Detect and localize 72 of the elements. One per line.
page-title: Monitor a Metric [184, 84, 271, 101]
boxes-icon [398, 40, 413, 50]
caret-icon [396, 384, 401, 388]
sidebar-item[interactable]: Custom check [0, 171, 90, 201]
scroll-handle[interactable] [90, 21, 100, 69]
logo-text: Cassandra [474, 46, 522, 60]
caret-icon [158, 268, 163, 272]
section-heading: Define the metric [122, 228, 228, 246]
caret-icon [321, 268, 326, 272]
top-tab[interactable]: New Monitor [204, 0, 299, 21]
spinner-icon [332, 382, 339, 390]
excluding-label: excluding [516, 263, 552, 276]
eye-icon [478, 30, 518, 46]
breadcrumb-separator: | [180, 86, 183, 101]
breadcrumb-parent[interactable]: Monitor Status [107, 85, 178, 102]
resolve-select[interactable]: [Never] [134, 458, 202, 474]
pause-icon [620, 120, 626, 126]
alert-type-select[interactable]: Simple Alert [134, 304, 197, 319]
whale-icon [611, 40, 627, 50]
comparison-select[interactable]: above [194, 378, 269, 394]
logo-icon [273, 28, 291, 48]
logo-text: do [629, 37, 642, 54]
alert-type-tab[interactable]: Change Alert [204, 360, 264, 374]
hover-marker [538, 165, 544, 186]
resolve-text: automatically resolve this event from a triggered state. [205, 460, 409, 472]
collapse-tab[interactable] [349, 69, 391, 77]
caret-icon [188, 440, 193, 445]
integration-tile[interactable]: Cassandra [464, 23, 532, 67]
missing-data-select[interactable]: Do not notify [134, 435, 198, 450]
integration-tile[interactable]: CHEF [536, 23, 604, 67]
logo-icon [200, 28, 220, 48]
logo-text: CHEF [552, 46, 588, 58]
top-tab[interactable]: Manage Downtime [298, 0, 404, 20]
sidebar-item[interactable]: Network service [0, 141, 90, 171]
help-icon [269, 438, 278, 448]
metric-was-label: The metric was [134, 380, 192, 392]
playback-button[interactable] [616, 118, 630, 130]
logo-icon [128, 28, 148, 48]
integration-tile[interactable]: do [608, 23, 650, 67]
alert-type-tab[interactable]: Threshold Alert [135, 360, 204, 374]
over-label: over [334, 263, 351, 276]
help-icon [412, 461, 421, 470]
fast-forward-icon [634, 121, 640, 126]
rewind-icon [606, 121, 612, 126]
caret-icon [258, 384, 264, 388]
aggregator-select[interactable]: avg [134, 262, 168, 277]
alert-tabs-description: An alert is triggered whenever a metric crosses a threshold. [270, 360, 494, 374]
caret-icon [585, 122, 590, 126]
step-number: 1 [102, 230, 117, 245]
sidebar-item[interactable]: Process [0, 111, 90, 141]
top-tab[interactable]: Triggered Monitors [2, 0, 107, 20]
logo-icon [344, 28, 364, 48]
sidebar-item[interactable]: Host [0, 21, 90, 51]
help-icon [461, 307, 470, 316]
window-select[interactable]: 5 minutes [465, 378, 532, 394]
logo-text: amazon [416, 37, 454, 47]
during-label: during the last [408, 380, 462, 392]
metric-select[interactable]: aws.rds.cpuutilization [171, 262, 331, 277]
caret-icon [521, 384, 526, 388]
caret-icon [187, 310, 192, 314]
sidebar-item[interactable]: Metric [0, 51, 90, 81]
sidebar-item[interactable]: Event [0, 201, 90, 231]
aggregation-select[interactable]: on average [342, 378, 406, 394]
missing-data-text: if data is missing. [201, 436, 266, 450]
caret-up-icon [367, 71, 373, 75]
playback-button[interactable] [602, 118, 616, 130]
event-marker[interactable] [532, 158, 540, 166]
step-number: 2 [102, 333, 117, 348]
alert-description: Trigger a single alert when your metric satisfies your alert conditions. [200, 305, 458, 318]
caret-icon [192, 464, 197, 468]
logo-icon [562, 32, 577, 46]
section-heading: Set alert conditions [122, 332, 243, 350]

PROBLEM STATEMENT
Put the lines in the stretch from the start of the entries through the line containing "breadcrumb-parent[interactable]: Monitor Status", both included, into a JSON list of strings with one string per line and blank lines left out.

RESULT FOR THIS TASK
[
  "Detect and localize 72 of the elements. One per line.",
  "page-title: Monitor a Metric [184, 84, 271, 101]",
  "boxes-icon [398, 40, 413, 50]",
  "caret-icon [396, 384, 401, 388]",
  "sidebar-item[interactable]: Custom check [0, 171, 90, 201]",
  "scroll-handle[interactable] [90, 21, 100, 69]",
  "logo-text: Cassandra [474, 46, 522, 60]",
  "caret-icon [158, 268, 163, 272]",
  "section-heading: Define the metric [122, 228, 228, 246]",
  "caret-icon [321, 268, 326, 272]",
  "top-tab[interactable]: New Monitor [204, 0, 299, 21]",
  "spinner-icon [332, 382, 339, 390]",
  "excluding-label: excluding [516, 263, 552, 276]",
  "eye-icon [478, 30, 518, 46]",
  "breadcrumb-separator: | [180, 86, 183, 101]",
  "breadcrumb-parent[interactable]: Monitor Status [107, 85, 178, 102]"
]